- _SHORT TASK_
Output the material word for word. Leave each picture out.

- _PROVIDED MATERIAL_
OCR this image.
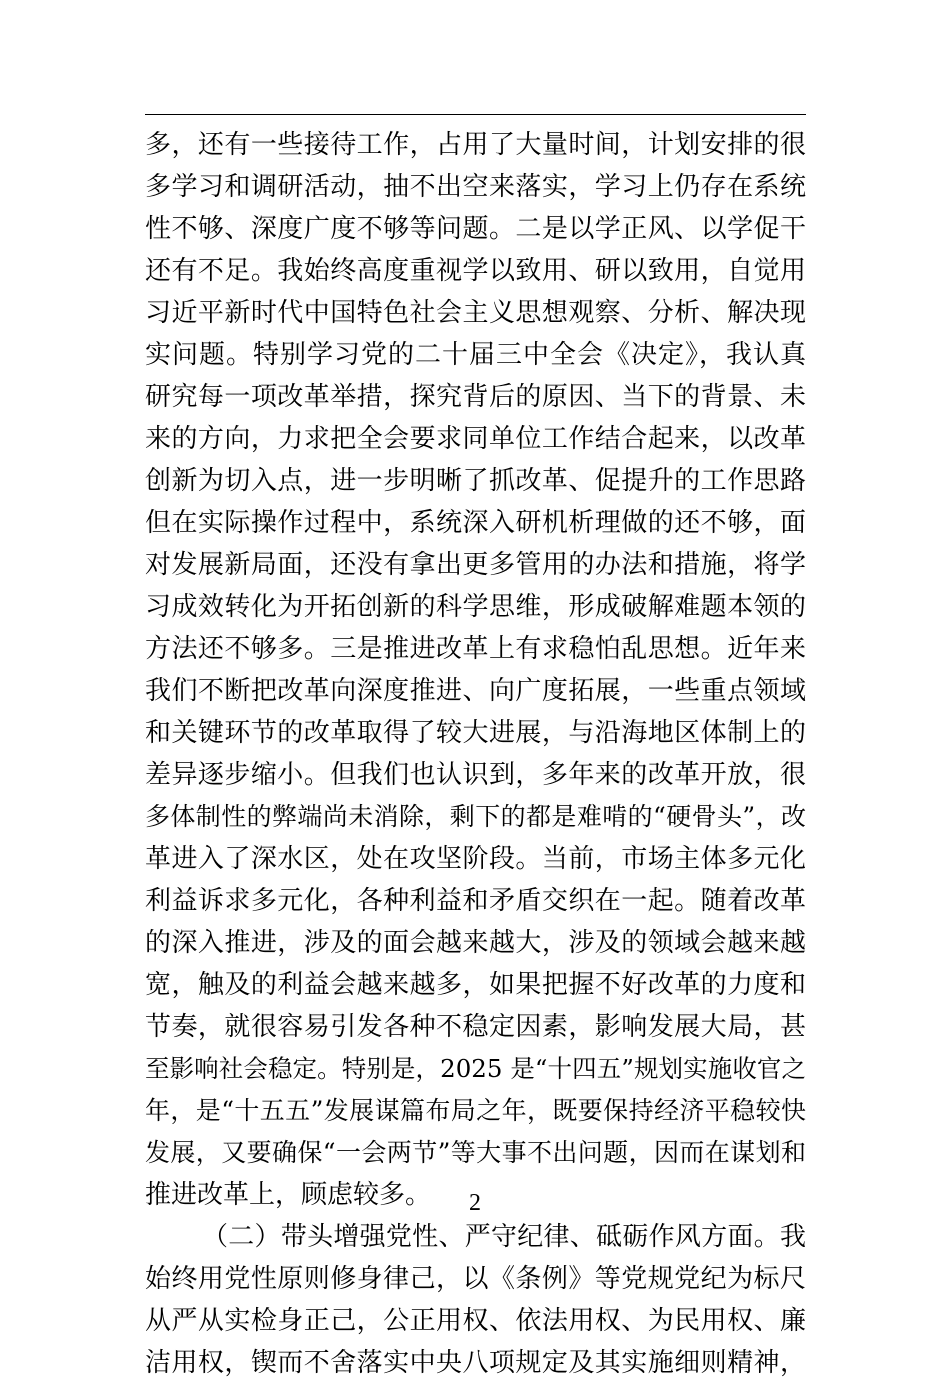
多，还有一些接待工作，占用了大量时间，计划安排的很
多学习和调研活动，抽不出空来落实，学习上仍存在系统
性不够、深度广度不够等问题。二是以学正风、以学促干
还有不足。我始终高度重视学以致用、研以致用，自觉用
习近平新时代中国特色社会主义思想观察、分析、解决现
实问题。特别学习党的二十届三中全会《决定》，我认真
研究每一项改革举措，探究背后的原因、当下的背景、未
来的方向，力求把全会要求同单位工作结合起来，以改革
创新为切入点，进一步明晰了抓改革、促提升的工作思路
但在实际操作过程中，系统深入研机析理做的还不够，面
对发展新局面，还没有拿出更多管用的办法和措施，将学
习成效转化为开拓创新的科学思维，形成破解难题本领的
方法还不够多。三是推进改革上有求稳怕乱思想。近年来
我们不断把改革向深度推进、向广度拓展，一些重点领域
和关键环节的改革取得了较大进展，与沿海地区体制上的
差异逐步缩小。但我们也认识到，多年来的改革开放，很
多体制性的弊端尚未消除，剩下的都是难啃的“硬骨头”，改
革进入了深水区，处在攻坚阶段。当前，市场主体多元化
利益诉求多元化，各种利益和矛盾交织在一起。随着改革
的深入推进，涉及的面会越来越大，涉及的领域会越来越
宽，触及的利益会越来越多，如果把握不好改革的力度和
节奏，就很容易引发各种不稳定因素，影响发展大局，甚
至影响社会稳定。特别是，2025 是“十四五”规划实施收官之
年，是“十五五”发展谋篇布局之年，既要保持经济平稳较快
发展，又要确保“一会两节”等大事不出问题，因而在谋划和
推进改革上，顾虑较多。
（二）带头增强党性、严守纪律、砥砺作风方面。我
始终用党性原则修身律己，以《条例》等党规党纪为标尺
从严从实检身正己，公正用权、依法用权、为民用权、廉
洁用权，锲而不舍落实中央八项规定及其实施细则精神，
2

- _FINISHED TASK_
OCR this image.
多，还有一些接待工作，占用了大量时间，计划安排的很
多学习和调研活动，抽不出空来落实，学习上仍存在系统
性不够、深度广度不够等问题。二是以学正风、以学促干
还有不足。我始终高度重视学以致用、研以致用，自觉用
习近平新时代中国特色社会主义思想观察、分析、解决现
实问题。特别学习党的二十届三中全会《决定》，我认真
研究每一项改革举措，探究背后的原因、当下的背景、未
来的方向，力求把全会要求同单位工作结合起来，以改革
创新为切入点，进一步明晰了抓改革、促提升的工作思路
但在实际操作过程中，系统深入研机析理做的还不够，面
对发展新局面，还没有拿出更多管用的办法和措施，将学
习成效转化为开拓创新的科学思维，形成破解难题本领的
方法还不够多。三是推进改革上有求稳怕乱思想。近年来
我们不断把改革向深度推进、向广度拓展，一些重点领域
和关键环节的改革取得了较大进展，与沿海地区体制上的
差异逐步缩小。但我们也认识到，多年来的改革开放，很
多体制性的弊端尚未消除，剩下的都是难啃的“硬骨头”，改
革进入了深水区，处在攻坚阶段。当前，市场主体多元化
利益诉求多元化，各种利益和矛盾交织在一起。随着改革
的深入推进，涉及的面会越来越大，涉及的领域会越来越
宽，触及的利益会越来越多，如果把握不好改革的力度和
节奏，就很容易引发各种不稳定因素，影响发展大局，甚
至影响社会稳定。特别是，2025 是“十四五”规划实施收官之
年，是“十五五”发展谋篇布局之年，既要保持经济平稳较快
发展，又要确保“一会两节”等大事不出问题，因而在谋划和
推进改革上，顾虑较多。
（二）带头增强党性、严守纪律、砥砺作风方面。我
始终用党性原则修身律己，以《条例》等党规党纪为标尺
从严从实检身正己，公正用权、依法用权、为民用权、廉
洁用权，锲而不舍落实中央八项规定及其实施细则精神，
2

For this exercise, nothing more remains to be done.